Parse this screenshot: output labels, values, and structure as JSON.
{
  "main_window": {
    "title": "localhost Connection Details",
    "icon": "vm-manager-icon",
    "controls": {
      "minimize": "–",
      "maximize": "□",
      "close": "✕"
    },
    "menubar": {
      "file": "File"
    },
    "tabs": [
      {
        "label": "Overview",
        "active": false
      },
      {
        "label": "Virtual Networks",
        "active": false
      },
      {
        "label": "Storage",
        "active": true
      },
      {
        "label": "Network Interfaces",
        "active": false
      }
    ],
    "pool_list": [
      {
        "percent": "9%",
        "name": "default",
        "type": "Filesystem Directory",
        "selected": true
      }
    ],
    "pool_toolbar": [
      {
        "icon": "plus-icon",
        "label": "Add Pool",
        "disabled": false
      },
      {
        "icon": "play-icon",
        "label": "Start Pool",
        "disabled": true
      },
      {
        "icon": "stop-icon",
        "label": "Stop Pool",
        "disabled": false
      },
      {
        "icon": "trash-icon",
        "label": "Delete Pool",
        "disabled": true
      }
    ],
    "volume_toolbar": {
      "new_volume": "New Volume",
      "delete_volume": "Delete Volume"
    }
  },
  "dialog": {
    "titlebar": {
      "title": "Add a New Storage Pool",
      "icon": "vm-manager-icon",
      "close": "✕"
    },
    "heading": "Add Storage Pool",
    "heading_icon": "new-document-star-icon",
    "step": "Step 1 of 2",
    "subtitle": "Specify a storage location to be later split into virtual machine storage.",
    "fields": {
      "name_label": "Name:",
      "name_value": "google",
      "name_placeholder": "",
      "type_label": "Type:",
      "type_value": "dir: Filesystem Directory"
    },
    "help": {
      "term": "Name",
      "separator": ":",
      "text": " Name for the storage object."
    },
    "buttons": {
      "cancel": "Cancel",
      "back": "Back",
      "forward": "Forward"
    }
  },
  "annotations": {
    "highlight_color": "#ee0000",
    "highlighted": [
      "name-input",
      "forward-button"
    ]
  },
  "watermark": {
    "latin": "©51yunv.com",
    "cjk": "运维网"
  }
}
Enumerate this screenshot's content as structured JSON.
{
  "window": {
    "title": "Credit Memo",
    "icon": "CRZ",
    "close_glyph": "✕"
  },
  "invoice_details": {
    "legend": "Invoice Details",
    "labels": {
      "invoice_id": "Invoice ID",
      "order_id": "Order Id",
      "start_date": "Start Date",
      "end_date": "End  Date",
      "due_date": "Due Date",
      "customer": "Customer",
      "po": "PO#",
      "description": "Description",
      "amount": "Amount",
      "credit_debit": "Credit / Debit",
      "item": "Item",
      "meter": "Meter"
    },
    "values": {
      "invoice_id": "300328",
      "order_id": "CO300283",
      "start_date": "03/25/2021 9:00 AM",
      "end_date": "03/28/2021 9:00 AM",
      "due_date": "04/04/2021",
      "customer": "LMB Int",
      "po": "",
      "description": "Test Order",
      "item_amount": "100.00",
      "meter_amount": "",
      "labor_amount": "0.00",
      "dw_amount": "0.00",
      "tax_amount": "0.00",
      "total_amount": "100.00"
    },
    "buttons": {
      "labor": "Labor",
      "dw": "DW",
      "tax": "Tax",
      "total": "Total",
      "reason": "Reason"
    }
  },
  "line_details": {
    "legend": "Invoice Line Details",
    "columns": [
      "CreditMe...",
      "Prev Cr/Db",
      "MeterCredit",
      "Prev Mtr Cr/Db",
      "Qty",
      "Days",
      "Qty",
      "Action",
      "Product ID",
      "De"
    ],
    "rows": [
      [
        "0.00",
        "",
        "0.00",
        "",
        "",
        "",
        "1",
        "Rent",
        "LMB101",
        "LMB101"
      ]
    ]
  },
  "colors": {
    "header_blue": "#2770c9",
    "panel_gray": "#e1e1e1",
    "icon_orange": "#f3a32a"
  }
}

REQUEST:
Your task is to output all of the data above word for word.

RESPONSE FOR THIS EXERCISE:
Parse this screenshot: output labels, values, and structure as JSON.
{
  "main_window": {
    "title": "localhost Connection Details",
    "icon": "vm-manager-icon",
    "controls": {
      "minimize": "–",
      "maximize": "□",
      "close": "✕"
    },
    "menubar": {
      "file": "File"
    },
    "tabs": [
      {
        "label": "Overview",
        "active": false
      },
      {
        "label": "Virtual Networks",
        "active": false
      },
      {
        "label": "Storage",
        "active": true
      },
      {
        "label": "Network Interfaces",
        "active": false
      }
    ],
    "pool_list": [
      {
        "percent": "9%",
        "name": "default",
        "type": "Filesystem Directory",
        "selected": true
      }
    ],
    "pool_toolbar": [
      {
        "icon": "plus-icon",
        "label": "Add Pool",
        "disabled": false
      },
      {
        "icon": "play-icon",
        "label": "Start Pool",
        "disabled": true
      },
      {
        "icon": "stop-icon",
        "label": "Stop Pool",
        "disabled": false
      },
      {
        "icon": "trash-icon",
        "label": "Delete Pool",
        "disabled": true
      }
    ],
    "volume_toolbar": {
      "new_volume": "New Volume",
      "delete_volume": "Delete Volume"
    }
  },
  "dialog": {
    "titlebar": {
      "title": "Add a New Storage Pool",
      "icon": "vm-manager-icon",
      "close": "✕"
    },
    "heading": "Add Storage Pool",
    "heading_icon": "new-document-star-icon",
    "step": "Step 1 of 2",
    "subtitle": "Specify a storage location to be later split into virtual machine storage.",
    "fields": {
      "name_label": "Name:",
      "name_value": "google",
      "name_placeholder": "",
      "type_label": "Type:",
      "type_value": "dir: Filesystem Directory"
    },
    "help": {
      "term": "Name",
      "separator": ":",
      "text": " Name for the storage object."
    },
    "buttons": {
      "cancel": "Cancel",
      "back": "Back",
      "forward": "Forward"
    }
  },
  "annotations": {
    "highlight_color": "#ee0000",
    "highlighted": [
      "name-input",
      "forward-button"
    ]
  },
  "watermark": {
    "latin": "©51yunv.com",
    "cjk": "运维网"
  }
}
Enumerate this screenshot's content as structured JSON.
{
  "window": {
    "title": "Credit Memo",
    "icon": "CRZ",
    "close_glyph": "✕"
  },
  "invoice_details": {
    "legend": "Invoice Details",
    "labels": {
      "invoice_id": "Invoice ID",
      "order_id": "Order Id",
      "start_date": "Start Date",
      "end_date": "End  Date",
      "due_date": "Due Date",
      "customer": "Customer",
      "po": "PO#",
      "description": "Description",
      "amount": "Amount",
      "credit_debit": "Credit / Debit",
      "item": "Item",
      "meter": "Meter"
    },
    "values": {
      "invoice_id": "300328",
      "order_id": "CO300283",
      "start_date": "03/25/2021 9:00 AM",
      "end_date": "03/28/2021 9:00 AM",
      "due_date": "04/04/2021",
      "customer": "LMB Int",
      "po": "",
      "description": "Test Order",
      "item_amount": "100.00",
      "meter_amount": "",
      "labor_amount": "0.00",
      "dw_amount": "0.00",
      "tax_amount": "0.00",
      "total_amount": "100.00"
    },
    "buttons": {
      "labor": "Labor",
      "dw": "DW",
      "tax": "Tax",
      "total": "Total",
      "reason": "Reason"
    }
  },
  "line_details": {
    "legend": "Invoice Line Details",
    "columns": [
      "CreditMe...",
      "Prev Cr/Db",
      "MeterCredit",
      "Prev Mtr Cr/Db",
      "Qty",
      "Days",
      "Qty",
      "Action",
      "Product ID",
      "De"
    ],
    "rows": [
      [
        "0.00",
        "",
        "0.00",
        "",
        "",
        "",
        "1",
        "Rent",
        "LMB101",
        "LMB101"
      ]
    ]
  },
  "colors": {
    "header_blue": "#2770c9",
    "panel_gray": "#e1e1e1",
    "icon_orange": "#f3a32a"
  }
}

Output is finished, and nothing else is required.